▶ _Task material_:
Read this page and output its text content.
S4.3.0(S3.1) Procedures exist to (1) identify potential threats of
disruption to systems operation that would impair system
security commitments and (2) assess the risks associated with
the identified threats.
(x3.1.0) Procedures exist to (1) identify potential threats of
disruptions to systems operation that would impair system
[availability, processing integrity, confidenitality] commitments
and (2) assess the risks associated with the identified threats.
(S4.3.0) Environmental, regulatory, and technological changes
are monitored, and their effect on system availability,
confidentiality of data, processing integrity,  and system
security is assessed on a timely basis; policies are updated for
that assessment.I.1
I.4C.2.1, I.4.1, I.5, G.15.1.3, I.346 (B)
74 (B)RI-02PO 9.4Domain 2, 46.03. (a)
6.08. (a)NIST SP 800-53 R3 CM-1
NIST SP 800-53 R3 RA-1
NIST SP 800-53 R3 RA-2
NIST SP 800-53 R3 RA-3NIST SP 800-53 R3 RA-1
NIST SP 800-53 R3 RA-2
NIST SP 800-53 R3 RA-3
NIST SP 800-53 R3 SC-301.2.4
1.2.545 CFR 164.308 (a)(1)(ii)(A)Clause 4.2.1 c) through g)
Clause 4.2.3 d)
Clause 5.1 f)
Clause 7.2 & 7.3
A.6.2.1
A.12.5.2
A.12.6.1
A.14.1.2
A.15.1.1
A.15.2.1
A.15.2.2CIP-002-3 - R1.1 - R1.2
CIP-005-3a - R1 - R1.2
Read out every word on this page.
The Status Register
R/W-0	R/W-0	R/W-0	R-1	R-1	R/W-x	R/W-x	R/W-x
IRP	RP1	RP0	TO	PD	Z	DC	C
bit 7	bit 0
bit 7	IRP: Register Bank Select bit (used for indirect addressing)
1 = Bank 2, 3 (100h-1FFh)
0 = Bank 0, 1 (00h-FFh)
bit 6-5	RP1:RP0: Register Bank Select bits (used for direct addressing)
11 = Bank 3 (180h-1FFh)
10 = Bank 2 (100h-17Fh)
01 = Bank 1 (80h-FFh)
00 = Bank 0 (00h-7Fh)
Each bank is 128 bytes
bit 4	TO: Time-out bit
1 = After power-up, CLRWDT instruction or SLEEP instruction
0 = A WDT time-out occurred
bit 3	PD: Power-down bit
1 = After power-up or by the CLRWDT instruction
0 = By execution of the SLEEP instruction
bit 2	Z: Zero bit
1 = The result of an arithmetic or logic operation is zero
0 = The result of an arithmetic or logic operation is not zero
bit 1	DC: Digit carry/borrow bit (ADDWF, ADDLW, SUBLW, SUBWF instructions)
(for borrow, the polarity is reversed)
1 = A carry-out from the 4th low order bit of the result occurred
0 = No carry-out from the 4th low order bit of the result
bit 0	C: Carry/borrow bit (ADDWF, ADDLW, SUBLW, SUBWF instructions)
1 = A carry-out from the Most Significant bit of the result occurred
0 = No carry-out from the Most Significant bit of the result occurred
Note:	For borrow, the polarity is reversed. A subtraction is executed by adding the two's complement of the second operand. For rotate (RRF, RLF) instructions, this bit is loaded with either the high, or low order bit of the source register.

▶ _Instructions for the task_: Copy out the whole listing exactly; please set it all down.

▶ _Problem solution_:
Read this page and output its text content.
S4.3.0(S3.1) Procedures exist to (1) identify potential threats of
disruption to systems operation that would impair system
security commitments and (2) assess the risks associated with
the identified threats.
(x3.1.0) Procedures exist to (1) identify potential threats of
disruptions to systems operation that would impair system
[availability, processing integrity, confidenitality] commitments
and (2) assess the risks associated with the identified threats.
(S4.3.0) Environmental, regulatory, and technological changes
are monitored, and their effect on system availability,
confidentiality of data, processing integrity,  and system
security is assessed on a timely basis; policies are updated for
that assessment.I.1
I.4C.2.1, I.4.1, I.5, G.15.1.3, I.346 (B)
74 (B)RI-02PO 9.4Domain 2, 46.03. (a)
6.08. (a)NIST SP 800-53 R3 CM-1
NIST SP 800-53 R3 RA-1
NIST SP 800-53 R3 RA-2
NIST SP 800-53 R3 RA-3NIST SP 800-53 R3 RA-1
NIST SP 800-53 R3 RA-2
NIST SP 800-53 R3 RA-3
NIST SP 800-53 R3 SC-301.2.4
1.2.545 CFR 164.308 (a)(1)(ii)(A)Clause 4.2.1 c) through g)
Clause 4.2.3 d)
Clause 5.1 f)
Clause 7.2 & 7.3
A.6.2.1
A.12.5.2
A.12.6.1
A.14.1.2
A.15.1.1
A.15.2.1
A.15.2.2CIP-002-3 - R1.1 - R1.2
CIP-005-3a - R1 - R1.2
Read out every word on this page.
The Status Register
R/W-0	R/W-0	R/W-0	R-1	R-1	R/W-x	R/W-x	R/W-x
IRP	RP1	RP0	TO	PD	Z	DC	C
bit 7	bit 0
bit 7	IRP: Register Bank Select bit (used for indirect addressing)
1 = Bank 2, 3 (100h-1FFh)
0 = Bank 0, 1 (00h-FFh)
bit 6-5	RP1:RP0: Register Bank Select bits (used for direct addressing)
11 = Bank 3 (180h-1FFh)
10 = Bank 2 (100h-17Fh)
01 = Bank 1 (80h-FFh)
00 = Bank 0 (00h-7Fh)
Each bank is 128 bytes
bit 4	TO: Time-out bit
1 = After power-up, CLRWDT instruction or SLEEP instruction
0 = A WDT time-out occurred
bit 3	PD: Power-down bit
1 = After power-up or by the CLRWDT instruction
0 = By execution of the SLEEP instruction
bit 2	Z: Zero bit
1 = The result of an arithmetic or logic operation is zero
0 = The result of an arithmetic or logic operation is not zero
bit 1	DC: Digit carry/borrow bit (ADDWF, ADDLW, SUBLW, SUBWF instructions)
(for borrow, the polarity is reversed)
1 = A carry-out from the 4th low order bit of the result occurred
0 = No carry-out from the 4th low order bit of the result
bit 0	C: Carry/borrow bit (ADDWF, ADDLW, SUBLW, SUBWF instructions)
1 = A carry-out from the Most Significant bit of the result occurred
0 = No carry-out from the Most Significant bit of the result occurred
Note:	For borrow, the polarity is reversed. A subtraction is executed by adding the two's complement of the second operand. For rotate (RRF, RLF) instructions, this bit is loaded with either the high, or low order bit of the source register.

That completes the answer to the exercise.